Challenge: Reproduce the data below in full and exclude every picture.

Data in this exercise:
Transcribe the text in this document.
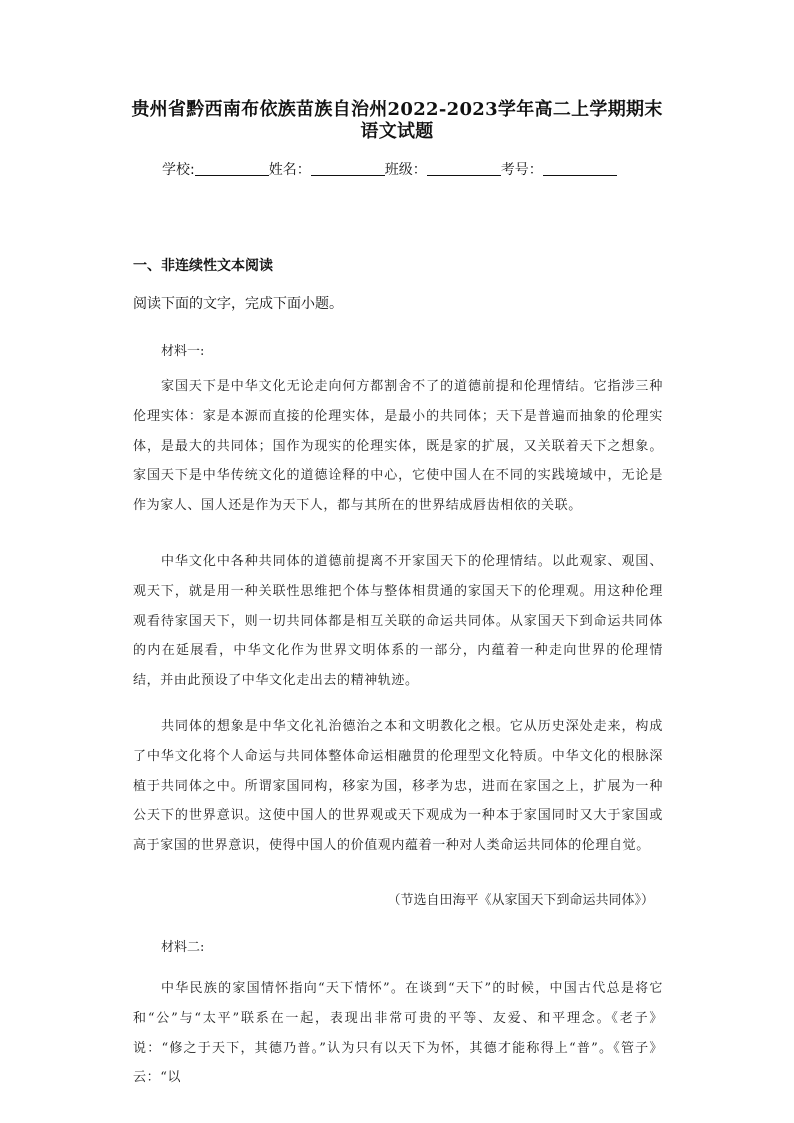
贵州省黔西南布依族苗族自治州2022-2023学年高二上学期期末
语文试题
学校:	姓名：	班级：	考号：
一、非连续性文本阅读
阅读下面的文字，完成下面小题。
材料一:
家国天下是中华文化无论走向何方都割舍不了的道德前提和伦理情结。它指涉三种伦理实体：家是本源而直接的伦理实体，是最小的共同体；天下是普遍而抽象的伦理实体，是最大的共同体；国作为现实的伦理实体，既是家的扩展，又关联着天下之想象。家国天下是中华传统文化的道德诠释的中心，它使中国人在不同的实践境域中，无论是作为家人、国人还是作为天下人，都与其所在的世界结成唇齿相依的关联。
中华文化中各种共同体的道德前提离不开家国天下的伦理情结。以此观家、观国、观天下，就是用一种关联性思维把个体与整体相贯通的家国天下的伦理观。用这种伦理观看待家国天下，则一切共同体都是相互关联的命运共同体。从家国天下到命运共同体的内在延展看，中华文化作为世界文明体系的一部分，内蕴着一种走向世界的伦理情结，并由此预设了中华文化走出去的精神轨迹。
共同体的想象是中华文化礼治德治之本和文明教化之根。它从历史深处走来，构成了中华文化将个人命运与共同体整体命运相融贯的伦理型文化特质。中华文化的根脉深植于共同体之中。所谓家国同构，移家为国，移孝为忠，进而在家国之上，扩展为一种公天下的世界意识。这使中国人的世界观或天下观成为一种本于家国同时又大于家国或高于家国的世界意识，使得中国人的价值观内蕴着一种对人类命运共同体的伦理自觉。
（节选自田海平《从家国天下到命运共同体》）
材料二:
中华民族的家国情怀指向“天下情怀”。在谈到“天下”的时候，中国古代总是将它和“公”与“太平”联系在一起，表现出非常可贵的平等、友爱、和平理念。《老子》说：“修之于天下，其德乃普。”认为只有以天下为怀，其德才能称得上“普”。《管子》云：“以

Task response:
Transcribe the text in this document.
贵州省黔西南布依族苗族自治州2022-2023学年高二上学期期末
语文试题
学校:	姓名：	班级：	考号：
一、非连续性文本阅读
阅读下面的文字，完成下面小题。
材料一:
家国天下是中华文化无论走向何方都割舍不了的道德前提和伦理情结。它指涉三种伦理实体：家是本源而直接的伦理实体，是最小的共同体；天下是普遍而抽象的伦理实体，是最大的共同体；国作为现实的伦理实体，既是家的扩展，又关联着天下之想象。家国天下是中华传统文化的道德诠释的中心，它使中国人在不同的实践境域中，无论是作为家人、国人还是作为天下人，都与其所在的世界结成唇齿相依的关联。
中华文化中各种共同体的道德前提离不开家国天下的伦理情结。以此观家、观国、观天下，就是用一种关联性思维把个体与整体相贯通的家国天下的伦理观。用这种伦理观看待家国天下，则一切共同体都是相互关联的命运共同体。从家国天下到命运共同体的内在延展看，中华文化作为世界文明体系的一部分，内蕴着一种走向世界的伦理情结，并由此预设了中华文化走出去的精神轨迹。
共同体的想象是中华文化礼治德治之本和文明教化之根。它从历史深处走来，构成了中华文化将个人命运与共同体整体命运相融贯的伦理型文化特质。中华文化的根脉深植于共同体之中。所谓家国同构，移家为国，移孝为忠，进而在家国之上，扩展为一种公天下的世界意识。这使中国人的世界观或天下观成为一种本于家国同时又大于家国或高于家国的世界意识，使得中国人的价值观内蕴着一种对人类命运共同体的伦理自觉。
（节选自田海平《从家国天下到命运共同体》）
材料二:
中华民族的家国情怀指向“天下情怀”。在谈到“天下”的时候，中国古代总是将它和“公”与“太平”联系在一起，表现出非常可贵的平等、友爱、和平理念。《老子》说：“修之于天下，其德乃普。”认为只有以天下为怀，其德才能称得上“普”。《管子》云：“以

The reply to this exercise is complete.